EXERCISES:
a) Answer these from the statistics text:
(i) Below what number of data points does the text call statistics chancy?
(ii) Between which two values does r lie?
(iii) What does the text say R2 is used for?
b) Please turn the paragraph of the statistics text beginning "CORRELATION: How good is the fit?" into a short list that keeps its main facts.
c) Extend the statistics text beyond its final procedure step.

SUPPLIED TEXT:
========================================

Unfortunately, what may be wrong is an insufficient number of data points. Statistics with less than 30 data (N < 30) is chancy at best. This should hint at a rule: get lots of data! For more information on normal distributions and statistical significance research z score, level of significance, and one and two tailed tests. Incidentally, this is how I calculate your grade ranges. Lastly, a function known as variance is closely related to standard deviation, simply s2. It is used for very large data sets.


CORRELATION: How good is the fit? How closely does y depend on x? To find out we calculate r, the linear correlation coefficient, which lies between -1 and 1. One is perfect correlation, zero is no correlation, and negative one is anti-correlation, sort of the reverse of the relation you expected.

Graph 9

The result of the CORREL function is -0.449895899. On the chart you see R2, also known as the coefficient of determinism, used for predicting future values. If you need to make a prediction use R2; otherwise the unadorned R is preferable because it conveys dependency.

Task:

Equipment:

Procedure:

  1. Measure the block with the micrometer and find its volume: include uncertainty.
  2. Measure the block again, this time with the measuring stick: include uncertainty. Comment on the two results with the different measuring tools.
  3. Plot the Hong Kong Environmental Protection Department data with dB (green values) on the x-axis and the pressure (blue values) on the y-axis. For this graph use calculated logarithmic values.
  4. Make a bar chart of the Milky Way Distances data; format the x-axis to use logarithmic scaling.

========================================

(Collection entries)
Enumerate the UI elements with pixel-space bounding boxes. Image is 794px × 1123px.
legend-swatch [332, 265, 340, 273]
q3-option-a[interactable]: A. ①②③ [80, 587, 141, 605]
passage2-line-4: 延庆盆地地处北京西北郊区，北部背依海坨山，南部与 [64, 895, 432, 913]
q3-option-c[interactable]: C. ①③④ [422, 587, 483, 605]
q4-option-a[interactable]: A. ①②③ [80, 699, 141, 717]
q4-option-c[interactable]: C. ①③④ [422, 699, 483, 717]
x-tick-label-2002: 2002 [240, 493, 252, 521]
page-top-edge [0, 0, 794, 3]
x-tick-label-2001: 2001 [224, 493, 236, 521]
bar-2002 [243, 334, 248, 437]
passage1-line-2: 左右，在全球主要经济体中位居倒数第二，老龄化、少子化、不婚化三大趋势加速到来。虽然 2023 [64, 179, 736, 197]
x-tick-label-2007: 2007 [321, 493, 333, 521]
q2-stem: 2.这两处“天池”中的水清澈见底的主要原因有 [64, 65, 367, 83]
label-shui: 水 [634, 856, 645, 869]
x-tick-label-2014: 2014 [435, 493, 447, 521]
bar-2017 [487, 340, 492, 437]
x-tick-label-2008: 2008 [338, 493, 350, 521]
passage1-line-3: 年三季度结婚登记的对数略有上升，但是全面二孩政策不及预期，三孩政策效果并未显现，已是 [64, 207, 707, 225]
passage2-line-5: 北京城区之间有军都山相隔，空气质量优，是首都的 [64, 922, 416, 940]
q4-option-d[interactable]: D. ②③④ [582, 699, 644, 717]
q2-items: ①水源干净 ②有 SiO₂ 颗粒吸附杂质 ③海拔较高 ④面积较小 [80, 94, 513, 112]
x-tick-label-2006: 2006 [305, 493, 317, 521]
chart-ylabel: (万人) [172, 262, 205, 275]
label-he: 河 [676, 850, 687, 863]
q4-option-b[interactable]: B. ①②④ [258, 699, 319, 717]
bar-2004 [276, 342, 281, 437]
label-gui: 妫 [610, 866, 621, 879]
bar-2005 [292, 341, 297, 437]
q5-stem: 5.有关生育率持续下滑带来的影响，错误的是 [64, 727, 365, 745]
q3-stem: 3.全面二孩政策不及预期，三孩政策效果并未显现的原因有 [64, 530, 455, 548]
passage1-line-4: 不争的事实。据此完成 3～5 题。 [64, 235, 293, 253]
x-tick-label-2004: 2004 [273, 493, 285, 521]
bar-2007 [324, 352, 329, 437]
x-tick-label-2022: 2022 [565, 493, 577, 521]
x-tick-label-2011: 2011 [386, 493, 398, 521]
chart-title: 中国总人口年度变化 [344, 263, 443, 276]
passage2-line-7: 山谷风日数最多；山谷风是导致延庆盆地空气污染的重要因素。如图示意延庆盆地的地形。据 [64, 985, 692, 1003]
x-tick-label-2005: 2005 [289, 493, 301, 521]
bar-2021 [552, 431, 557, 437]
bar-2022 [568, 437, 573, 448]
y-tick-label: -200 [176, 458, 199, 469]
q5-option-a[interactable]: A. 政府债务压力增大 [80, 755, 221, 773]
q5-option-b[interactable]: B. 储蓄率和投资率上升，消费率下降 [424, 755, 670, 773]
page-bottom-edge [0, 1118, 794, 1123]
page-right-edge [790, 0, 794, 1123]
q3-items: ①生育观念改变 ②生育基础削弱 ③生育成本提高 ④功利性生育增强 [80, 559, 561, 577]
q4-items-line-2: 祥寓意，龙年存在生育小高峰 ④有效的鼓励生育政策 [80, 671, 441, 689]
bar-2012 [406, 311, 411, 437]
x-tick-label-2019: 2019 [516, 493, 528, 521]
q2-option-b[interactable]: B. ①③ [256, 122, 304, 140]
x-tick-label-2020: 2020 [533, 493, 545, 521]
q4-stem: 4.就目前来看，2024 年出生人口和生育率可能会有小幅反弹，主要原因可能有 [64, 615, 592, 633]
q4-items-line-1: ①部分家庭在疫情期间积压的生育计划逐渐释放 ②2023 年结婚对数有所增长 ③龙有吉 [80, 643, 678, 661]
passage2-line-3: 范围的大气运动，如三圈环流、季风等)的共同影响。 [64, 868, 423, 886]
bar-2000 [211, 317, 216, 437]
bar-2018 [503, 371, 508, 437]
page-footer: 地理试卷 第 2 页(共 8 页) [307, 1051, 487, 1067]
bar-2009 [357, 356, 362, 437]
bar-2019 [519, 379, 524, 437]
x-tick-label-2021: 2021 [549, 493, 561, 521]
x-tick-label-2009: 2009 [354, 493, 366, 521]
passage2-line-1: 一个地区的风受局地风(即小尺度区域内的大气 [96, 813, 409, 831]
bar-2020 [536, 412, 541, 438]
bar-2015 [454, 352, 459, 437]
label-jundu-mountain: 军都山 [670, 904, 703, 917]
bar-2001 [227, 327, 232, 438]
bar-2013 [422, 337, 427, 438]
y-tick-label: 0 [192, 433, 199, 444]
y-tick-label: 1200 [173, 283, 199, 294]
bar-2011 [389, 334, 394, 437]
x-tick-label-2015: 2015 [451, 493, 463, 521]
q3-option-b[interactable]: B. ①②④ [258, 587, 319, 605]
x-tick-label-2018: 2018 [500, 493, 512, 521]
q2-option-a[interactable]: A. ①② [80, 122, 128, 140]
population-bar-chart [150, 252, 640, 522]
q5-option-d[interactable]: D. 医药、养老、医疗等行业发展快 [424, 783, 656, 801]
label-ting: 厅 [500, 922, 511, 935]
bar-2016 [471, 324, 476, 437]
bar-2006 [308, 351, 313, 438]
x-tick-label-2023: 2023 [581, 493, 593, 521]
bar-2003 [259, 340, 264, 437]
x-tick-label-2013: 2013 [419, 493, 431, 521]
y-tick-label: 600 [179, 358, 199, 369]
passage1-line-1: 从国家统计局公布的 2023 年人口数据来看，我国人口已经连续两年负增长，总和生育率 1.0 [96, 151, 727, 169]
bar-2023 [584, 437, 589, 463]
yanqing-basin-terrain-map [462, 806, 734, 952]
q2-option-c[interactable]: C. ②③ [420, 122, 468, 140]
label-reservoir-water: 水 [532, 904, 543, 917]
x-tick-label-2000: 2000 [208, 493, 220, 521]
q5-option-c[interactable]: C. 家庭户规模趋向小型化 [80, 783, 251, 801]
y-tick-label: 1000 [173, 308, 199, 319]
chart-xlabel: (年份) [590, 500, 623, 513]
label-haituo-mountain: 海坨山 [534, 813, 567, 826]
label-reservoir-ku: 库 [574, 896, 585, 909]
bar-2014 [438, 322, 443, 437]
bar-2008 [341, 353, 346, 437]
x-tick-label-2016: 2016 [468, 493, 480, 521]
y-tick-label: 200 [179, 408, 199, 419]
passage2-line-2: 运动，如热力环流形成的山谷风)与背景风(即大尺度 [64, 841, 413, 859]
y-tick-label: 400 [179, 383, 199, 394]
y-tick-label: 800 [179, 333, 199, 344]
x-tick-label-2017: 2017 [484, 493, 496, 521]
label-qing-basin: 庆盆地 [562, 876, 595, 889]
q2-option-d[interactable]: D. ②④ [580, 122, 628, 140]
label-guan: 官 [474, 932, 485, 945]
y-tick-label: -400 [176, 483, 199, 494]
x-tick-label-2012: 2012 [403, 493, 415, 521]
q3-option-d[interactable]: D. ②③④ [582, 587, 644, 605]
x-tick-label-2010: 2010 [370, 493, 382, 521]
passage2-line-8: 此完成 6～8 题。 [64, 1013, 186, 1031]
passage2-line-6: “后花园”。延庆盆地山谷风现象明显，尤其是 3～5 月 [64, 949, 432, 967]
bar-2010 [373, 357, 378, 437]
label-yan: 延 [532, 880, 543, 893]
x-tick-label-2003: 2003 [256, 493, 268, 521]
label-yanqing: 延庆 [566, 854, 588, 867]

========================================

TASK-BY-TASK OUTPUTS:
a)
(i) 30 (N < 30)
(ii) -1 and 1
(iii) Predicting future values

b)
- r, the linear correlation coefficient, shows how closely y depends on x.
- r lies between -1 and 1.
- 1 means perfect correlation.
- 0 means no correlation.
- -1 means anti-correlation, roughly the reverse of the expected relation.

c)
  5. Use the data in the second table to reproduce the third graph. Next, take the natural log of these data and plot that in a new chart; include a linear trendline and display the equation and correlation on the chart. Finally make a third chart, using the original data but format the y-axis to use natural logarithmic scaling. Comment on Excel’s choice of y-axis gradations for this third graph.
  6. Generate a sine wave using the sine function in Excel. Use 128 x-values; what you enter will be in radians, so take this into account. The period of the function is up to you, but make the amplitude 1. Find the mean of this function over your 128 range values. Then find the RMS value of this function (square the function, find the average of these values and then take the root).
  7. Make a new sine wave from your sine values but give it a bias of -1.
  8. Does this data display a normal distribution?
    1. First, find the average and the standard deviation of the data set.
    2. Make a column of these values: MEAN - 2*STDEV, MEAN - 1*STDEV, MEAN, MEAN + 1*STDEV, MEAN + 2*DEV. This is your BIN column.
    3. Select the five cells next to the BIN column you just made.
    4. Go to the Formula/More Functions/Statistical/ Frequency and follow the prompts.
    5. IMPORTANT! When the bin and data are filled in, DON'T press the OK button; use <CTRL>,left<SHIFT>,<ENTER>.
      1. Notice: left<SHIFT>.
      2. This is what you need to do to enter an array, not just a single value.
    6. Now plot the BINS as X and FREQUENCY as Y. Use an area or column style chart.
  9. Try rejecting all values below 25%; does it now?


Questions:

  1. If you allowed Excel to give you a trendline for the sine function you plotted, comment on how useful that would have been.
  2. Comment on Excel’s choice of y-axis gradations for your third graph from the second table’s data.
  3. Find three examples of graphs using a logarithmic x-axis on the internet and include them in your spreadsheet with proper attribution.